[start DATA EXCERPTS]

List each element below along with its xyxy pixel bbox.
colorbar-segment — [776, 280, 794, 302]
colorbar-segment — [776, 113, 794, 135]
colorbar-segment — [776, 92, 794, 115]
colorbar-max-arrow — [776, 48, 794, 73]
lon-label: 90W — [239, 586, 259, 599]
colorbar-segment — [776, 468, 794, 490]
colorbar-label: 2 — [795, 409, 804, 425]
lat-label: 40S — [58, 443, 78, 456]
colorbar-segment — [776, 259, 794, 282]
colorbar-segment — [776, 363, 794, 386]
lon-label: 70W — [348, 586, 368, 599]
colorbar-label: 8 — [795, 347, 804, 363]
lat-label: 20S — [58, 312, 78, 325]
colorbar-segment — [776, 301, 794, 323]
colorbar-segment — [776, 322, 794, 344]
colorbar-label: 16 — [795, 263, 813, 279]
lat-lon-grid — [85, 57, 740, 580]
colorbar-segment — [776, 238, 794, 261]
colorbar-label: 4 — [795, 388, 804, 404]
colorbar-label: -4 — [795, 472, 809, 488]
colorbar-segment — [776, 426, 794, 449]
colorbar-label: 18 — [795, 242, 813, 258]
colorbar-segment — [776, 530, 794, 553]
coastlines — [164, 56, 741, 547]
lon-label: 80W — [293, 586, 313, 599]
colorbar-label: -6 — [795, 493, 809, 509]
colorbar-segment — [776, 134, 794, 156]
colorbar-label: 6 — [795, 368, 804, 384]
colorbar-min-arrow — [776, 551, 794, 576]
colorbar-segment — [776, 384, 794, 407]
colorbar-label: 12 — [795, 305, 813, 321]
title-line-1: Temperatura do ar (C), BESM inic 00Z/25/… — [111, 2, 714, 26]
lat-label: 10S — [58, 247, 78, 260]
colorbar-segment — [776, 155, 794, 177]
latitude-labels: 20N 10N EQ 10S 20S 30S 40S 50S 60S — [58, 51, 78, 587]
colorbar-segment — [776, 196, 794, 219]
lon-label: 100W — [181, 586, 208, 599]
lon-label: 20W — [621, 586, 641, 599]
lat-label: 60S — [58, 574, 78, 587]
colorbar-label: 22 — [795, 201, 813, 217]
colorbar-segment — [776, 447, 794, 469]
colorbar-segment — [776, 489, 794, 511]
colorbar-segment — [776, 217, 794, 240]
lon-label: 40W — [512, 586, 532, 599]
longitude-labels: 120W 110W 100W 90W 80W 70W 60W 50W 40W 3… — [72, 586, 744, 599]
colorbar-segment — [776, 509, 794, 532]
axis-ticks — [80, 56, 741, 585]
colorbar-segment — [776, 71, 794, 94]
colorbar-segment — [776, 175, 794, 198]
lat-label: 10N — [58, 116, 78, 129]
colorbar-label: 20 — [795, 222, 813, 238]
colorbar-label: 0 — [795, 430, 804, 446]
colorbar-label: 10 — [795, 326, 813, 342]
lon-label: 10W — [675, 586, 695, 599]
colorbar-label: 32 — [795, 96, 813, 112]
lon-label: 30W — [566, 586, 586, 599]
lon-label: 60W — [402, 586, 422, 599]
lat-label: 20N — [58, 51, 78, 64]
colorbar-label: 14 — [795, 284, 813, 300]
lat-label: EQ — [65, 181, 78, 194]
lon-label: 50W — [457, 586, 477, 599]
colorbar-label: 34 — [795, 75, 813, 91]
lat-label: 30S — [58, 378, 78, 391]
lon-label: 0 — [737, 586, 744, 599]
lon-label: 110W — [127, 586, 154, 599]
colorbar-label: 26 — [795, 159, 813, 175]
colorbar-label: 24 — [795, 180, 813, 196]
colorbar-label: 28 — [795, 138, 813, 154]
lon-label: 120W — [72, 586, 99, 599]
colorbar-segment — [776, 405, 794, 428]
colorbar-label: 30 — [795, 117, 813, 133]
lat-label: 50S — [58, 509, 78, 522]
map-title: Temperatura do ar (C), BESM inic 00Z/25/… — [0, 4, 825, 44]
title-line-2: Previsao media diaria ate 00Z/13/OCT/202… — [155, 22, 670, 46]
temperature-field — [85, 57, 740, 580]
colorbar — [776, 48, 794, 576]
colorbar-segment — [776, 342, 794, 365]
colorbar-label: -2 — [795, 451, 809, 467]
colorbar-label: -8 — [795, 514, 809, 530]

[end DATA EXCERPTS]

EXERCISE. Could you recast the entries above, from the very first line through the line containing "colorbar-label: 20 — [795, 222, 813, 238]" (including that line), as a JSON list of strings with one string per line and blank lines omitted?

EXERCISE SOLUTION.
[
  "List each element below along with its xyxy pixel bbox.",
  "colorbar-segment — [776, 280, 794, 302]",
  "colorbar-segment — [776, 113, 794, 135]",
  "colorbar-segment — [776, 92, 794, 115]",
  "colorbar-max-arrow — [776, 48, 794, 73]",
  "lon-label: 90W — [239, 586, 259, 599]",
  "colorbar-segment — [776, 468, 794, 490]",
  "colorbar-label: 2 — [795, 409, 804, 425]",
  "lat-label: 40S — [58, 443, 78, 456]",
  "colorbar-segment — [776, 259, 794, 282]",
  "colorbar-segment — [776, 363, 794, 386]",
  "lon-label: 70W — [348, 586, 368, 599]",
  "colorbar-label: 8 — [795, 347, 804, 363]",
  "lat-label: 20S — [58, 312, 78, 325]",
  "colorbar-segment — [776, 301, 794, 323]",
  "colorbar-segment — [776, 322, 794, 344]",
  "colorbar-label: 16 — [795, 263, 813, 279]",
  "lat-lon-grid — [85, 57, 740, 580]",
  "colorbar-segment — [776, 238, 794, 261]",
  "colorbar-label: 4 — [795, 388, 804, 404]",
  "colorbar-label: -4 — [795, 472, 809, 488]",
  "colorbar-segment — [776, 426, 794, 449]",
  "colorbar-label: 18 — [795, 242, 813, 258]",
  "colorbar-segment — [776, 530, 794, 553]",
  "coastlines — [164, 56, 741, 547]",
  "lon-label: 80W — [293, 586, 313, 599]",
  "colorbar-label: -6 — [795, 493, 809, 509]",
  "colorbar-segment — [776, 134, 794, 156]",
  "colorbar-label: 6 — [795, 368, 804, 384]",
  "colorbar-min-arrow — [776, 551, 794, 576]",
  "colorbar-segment — [776, 384, 794, 407]",
  "colorbar-label: 12 — [795, 305, 813, 321]",
  "title-line-1: Temperatura do ar (C), BESM inic 00Z/25/… — [111, 2, 714, 26]",
  "lat-label: 10S — [58, 247, 78, 260]",
  "colorbar-segment — [776, 155, 794, 177]",
  "latitude-labels: 20N 10N EQ 10S 20S 30S 40S 50S 60S — [58, 51, 78, 587]",
  "colorbar-segment — [776, 196, 794, 219]",
  "lon-label: 100W — [181, 586, 208, 599]",
  "lon-label: 20W — [621, 586, 641, 599]",
  "lat-label: 60S — [58, 574, 78, 587]",
  "colorbar-label: 22 — [795, 201, 813, 217]",
  "colorbar-segment — [776, 447, 794, 469]",
  "colorbar-segment — [776, 489, 794, 511]",
  "colorbar-segment — [776, 217, 794, 240]",
  "lon-label: 40W — [512, 586, 532, 599]",
  "longitude-labels: 120W 110W 100W 90W 80W 70W 60W 50W 40W 3… — [72, 586, 744, 599]",
  "colorbar-segment — [776, 509, 794, 532]",
  "axis-ticks — [80, 56, 741, 585]",
  "colorbar-segment — [776, 71, 794, 94]",
  "colorbar-segment — [776, 175, 794, 198]",
  "lat-label: 10N — [58, 116, 78, 129]",
  "colorbar-label: 20 — [795, 222, 813, 238]"
]